» Exercise
Extract every line of the listing below and reproduce each one verbatim, in its original order.

#### Supplied information ####

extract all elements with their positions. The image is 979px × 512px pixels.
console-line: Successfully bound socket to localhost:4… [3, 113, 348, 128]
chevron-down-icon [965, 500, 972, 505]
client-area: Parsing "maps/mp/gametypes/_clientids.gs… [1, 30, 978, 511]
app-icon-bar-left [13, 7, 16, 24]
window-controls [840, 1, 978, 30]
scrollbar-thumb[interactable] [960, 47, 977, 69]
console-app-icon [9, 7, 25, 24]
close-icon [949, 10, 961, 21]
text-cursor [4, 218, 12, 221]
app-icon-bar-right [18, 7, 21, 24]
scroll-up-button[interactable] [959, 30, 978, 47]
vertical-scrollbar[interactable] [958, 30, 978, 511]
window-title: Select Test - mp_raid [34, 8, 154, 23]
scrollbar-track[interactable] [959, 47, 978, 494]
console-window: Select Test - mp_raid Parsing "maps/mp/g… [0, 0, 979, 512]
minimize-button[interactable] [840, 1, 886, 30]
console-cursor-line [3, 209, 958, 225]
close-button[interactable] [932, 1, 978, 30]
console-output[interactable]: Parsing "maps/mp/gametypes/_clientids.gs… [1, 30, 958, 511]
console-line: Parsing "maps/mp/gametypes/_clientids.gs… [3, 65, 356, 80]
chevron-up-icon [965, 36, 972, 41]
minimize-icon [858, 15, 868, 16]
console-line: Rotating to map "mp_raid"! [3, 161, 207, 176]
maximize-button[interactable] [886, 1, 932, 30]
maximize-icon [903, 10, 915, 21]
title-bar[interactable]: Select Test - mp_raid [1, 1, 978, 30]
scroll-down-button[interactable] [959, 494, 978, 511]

####

» Solution to this exercise
extract all elements with their positions. The image is 979px × 512px pixels.
console-line: Successfully bound socket to localhost:4… [3, 113, 348, 128]
chevron-down-icon [965, 500, 972, 505]
client-area: Parsing "maps/mp/gametypes/_clientids.gs… [1, 30, 978, 511]
app-icon-bar-left [13, 7, 16, 24]
window-controls [840, 1, 978, 30]
scrollbar-thumb[interactable] [960, 47, 977, 69]
console-app-icon [9, 7, 25, 24]
close-icon [949, 10, 961, 21]
text-cursor [4, 218, 12, 221]
app-icon-bar-right [18, 7, 21, 24]
scroll-up-button[interactable] [959, 30, 978, 47]
vertical-scrollbar[interactable] [958, 30, 978, 511]
window-title: Select Test - mp_raid [34, 8, 154, 23]
scrollbar-track[interactable] [959, 47, 978, 494]
console-window: Select Test - mp_raid Parsing "maps/mp/g… [0, 0, 979, 512]
minimize-button[interactable] [840, 1, 886, 30]
console-cursor-line [3, 209, 958, 225]
close-button[interactable] [932, 1, 978, 30]
console-output[interactable]: Parsing "maps/mp/gametypes/_clientids.gs… [1, 30, 958, 511]
console-line: Parsing "maps/mp/gametypes/_clientids.gs… [3, 65, 356, 80]
chevron-up-icon [965, 36, 972, 41]
minimize-icon [858, 15, 868, 16]
console-line: Rotating to map "mp_raid"! [3, 161, 207, 176]
maximize-button[interactable] [886, 1, 932, 30]
maximize-icon [903, 10, 915, 21]
title-bar[interactable]: Select Test - mp_raid [1, 1, 978, 30]
scroll-down-button[interactable] [959, 494, 978, 511]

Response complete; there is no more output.